Source data:
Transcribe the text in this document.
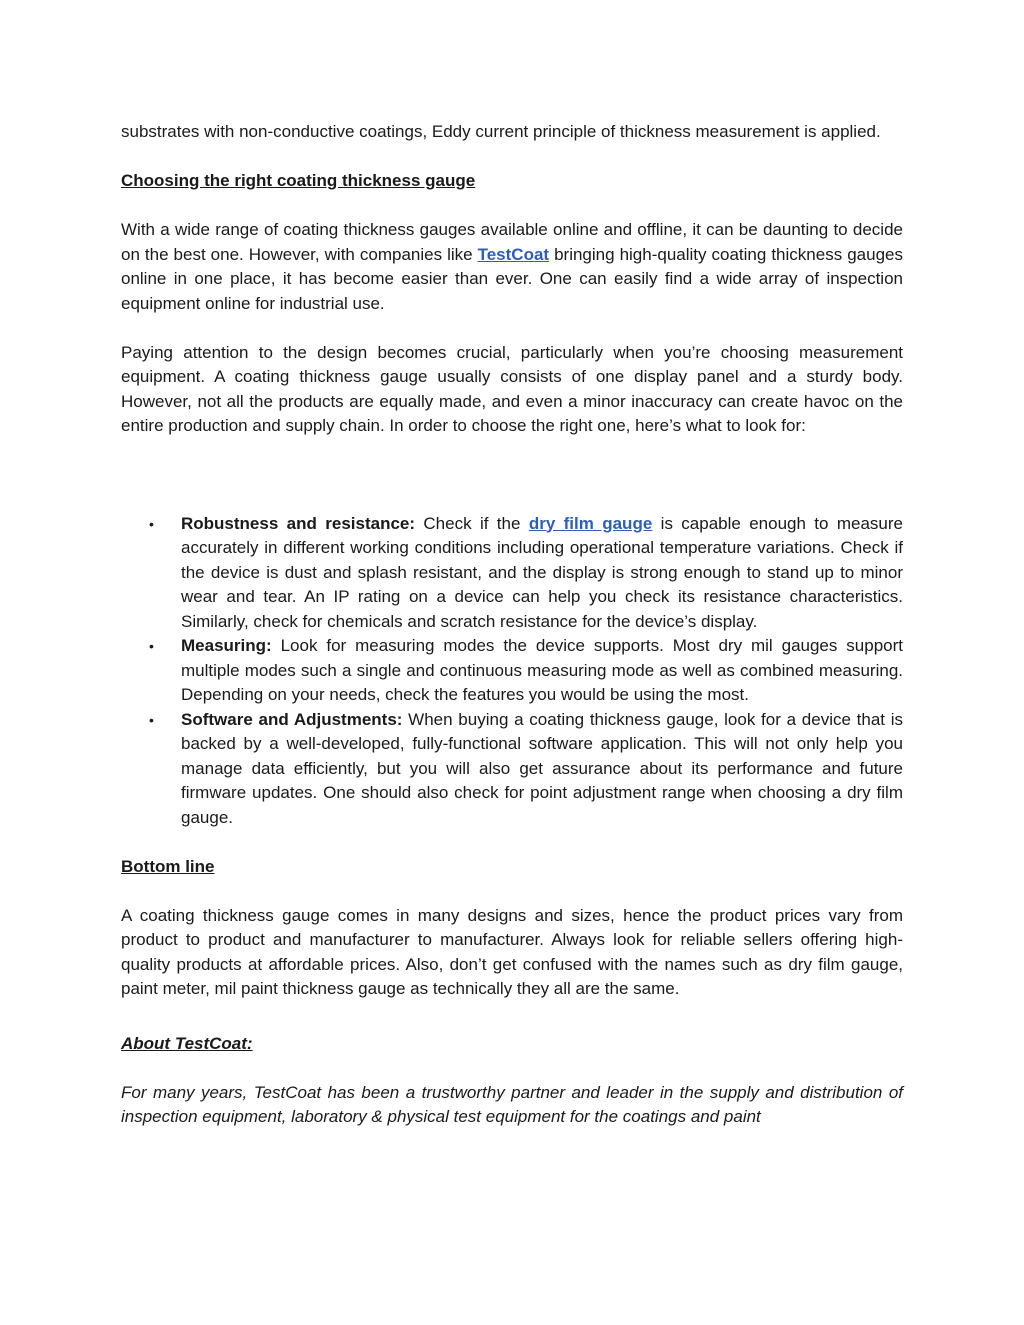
substrates with non-conductive coatings, Eddy current principle of thickness measurement is applied.

Choosing the right coating thickness gauge

With a wide range of coating thickness gauges available online and offline, it can be daunting to decide on the best one. However, with companies like TestCoat bringing high-quality coating thickness gauges online in one place, it has become easier than ever. One can easily find a wide array of inspection equipment online for industrial use.

Paying attention to the design becomes crucial, particularly when you’re choosing measurement equipment. A coating thickness gauge usually consists of one display panel and a sturdy body. However, not all the products are equally made, and even a minor inaccuracy can create havoc on the entire production and supply chain. In order to choose the right one, here’s what to look for:

• Robustness and resistance: Check if the dry film gauge is capable enough to measure accurately in different working conditions including operational temperature variations. Check if the device is dust and splash resistant, and the display is strong enough to stand up to minor wear and tear. An IP rating on a device can help you check its resistance characteristics. Similarly, check for chemicals and scratch resistance for the device’s display.
• Measuring: Look for measuring modes the device supports. Most dry mil gauges support multiple modes such a single and continuous measuring mode as well as combined measuring. Depending on your needs, check the features you would be using the most.
• Software and Adjustments: When buying a coating thickness gauge, look for a device that is backed by a well-developed, fully-functional software application. This will not only help you manage data efficiently, but you will also get assurance about its performance and future firmware updates. One should also check for point adjustment range when choosing a dry film gauge.

Bottom line

A coating thickness gauge comes in many designs and sizes, hence the product prices vary from product to product and manufacturer to manufacturer. Always look for reliable sellers offering high-quality products at affordable prices. Also, don’t get confused with the names such as dry film gauge, paint meter, mil paint thickness gauge as technically they all are the same.

About TestCoat:

For many years, TestCoat has been a trustworthy partner and leader in the supply and distribution of inspection equipment, laboratory & physical test equipment for the coatings and paint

__Required task__: Show every line of the records above that contains the word "many".

__Solution for this problem__:
A coating thickness gauge comes in many designs and sizes, hence the product prices vary from product to product and manufacturer to manufacturer. Always look for reliable sellers offering high-quality products at affordable prices. Also, don’t get confused with the names such as dry film gauge, paint meter, mil paint thickness gauge as technically they all are the same.
For many years, TestCoat has been a trustworthy partner and leader in the supply and distribution of inspection equipment, laboratory & physical test equipment for the coatings and paint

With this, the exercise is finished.